**Data rows**:

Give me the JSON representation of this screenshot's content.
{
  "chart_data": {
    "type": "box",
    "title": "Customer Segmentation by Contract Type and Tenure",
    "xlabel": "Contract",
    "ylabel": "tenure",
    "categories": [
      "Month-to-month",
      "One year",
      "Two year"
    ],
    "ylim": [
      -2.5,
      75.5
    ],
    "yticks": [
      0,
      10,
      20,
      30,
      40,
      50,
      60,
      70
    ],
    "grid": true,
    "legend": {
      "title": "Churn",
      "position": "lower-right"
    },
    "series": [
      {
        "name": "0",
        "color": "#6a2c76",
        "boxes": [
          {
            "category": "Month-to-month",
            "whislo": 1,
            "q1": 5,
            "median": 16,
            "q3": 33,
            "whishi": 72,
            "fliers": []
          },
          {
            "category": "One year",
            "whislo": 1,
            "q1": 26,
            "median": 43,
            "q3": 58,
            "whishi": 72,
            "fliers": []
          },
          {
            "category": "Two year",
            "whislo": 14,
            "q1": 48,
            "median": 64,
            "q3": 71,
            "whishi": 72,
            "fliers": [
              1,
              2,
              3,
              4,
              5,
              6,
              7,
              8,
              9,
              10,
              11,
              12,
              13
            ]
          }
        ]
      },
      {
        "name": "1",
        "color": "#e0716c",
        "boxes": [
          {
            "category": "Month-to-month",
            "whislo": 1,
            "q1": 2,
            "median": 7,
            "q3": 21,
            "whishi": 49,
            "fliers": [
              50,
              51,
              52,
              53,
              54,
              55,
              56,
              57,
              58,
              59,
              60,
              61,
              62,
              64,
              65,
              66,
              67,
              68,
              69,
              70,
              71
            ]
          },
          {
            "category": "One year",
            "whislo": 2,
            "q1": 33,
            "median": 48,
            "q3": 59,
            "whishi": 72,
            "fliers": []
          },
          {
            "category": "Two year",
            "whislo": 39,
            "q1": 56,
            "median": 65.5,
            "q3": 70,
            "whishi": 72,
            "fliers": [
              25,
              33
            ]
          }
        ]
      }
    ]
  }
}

* * *

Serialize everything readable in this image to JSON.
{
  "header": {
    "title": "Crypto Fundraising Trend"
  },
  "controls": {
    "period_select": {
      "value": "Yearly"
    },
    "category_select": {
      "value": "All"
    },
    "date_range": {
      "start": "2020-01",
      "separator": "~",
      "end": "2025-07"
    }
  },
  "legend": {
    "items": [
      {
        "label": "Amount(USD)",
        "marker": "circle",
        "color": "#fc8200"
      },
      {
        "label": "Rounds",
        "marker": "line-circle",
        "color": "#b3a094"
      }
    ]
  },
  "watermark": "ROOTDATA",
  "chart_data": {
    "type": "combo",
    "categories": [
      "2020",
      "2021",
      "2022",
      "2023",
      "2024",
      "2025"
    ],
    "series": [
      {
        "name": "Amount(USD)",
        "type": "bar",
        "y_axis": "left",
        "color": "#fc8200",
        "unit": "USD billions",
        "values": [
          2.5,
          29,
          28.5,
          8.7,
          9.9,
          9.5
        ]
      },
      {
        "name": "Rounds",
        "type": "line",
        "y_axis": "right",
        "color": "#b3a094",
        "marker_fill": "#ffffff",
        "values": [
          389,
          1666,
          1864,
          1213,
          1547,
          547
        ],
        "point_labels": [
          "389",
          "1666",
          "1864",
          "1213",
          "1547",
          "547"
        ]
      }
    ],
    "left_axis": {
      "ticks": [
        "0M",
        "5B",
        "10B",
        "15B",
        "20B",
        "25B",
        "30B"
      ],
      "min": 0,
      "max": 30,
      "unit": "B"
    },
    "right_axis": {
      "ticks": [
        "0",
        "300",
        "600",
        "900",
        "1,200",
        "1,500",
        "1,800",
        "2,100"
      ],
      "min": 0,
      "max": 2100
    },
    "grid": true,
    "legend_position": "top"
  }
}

**Task requirements**: Take each line containing the string "name" and copy it out.

**Correct answer**:
        "name": "0",
        "name": "1",
        "name": "Amount(USD)",
        "name": "Rounds",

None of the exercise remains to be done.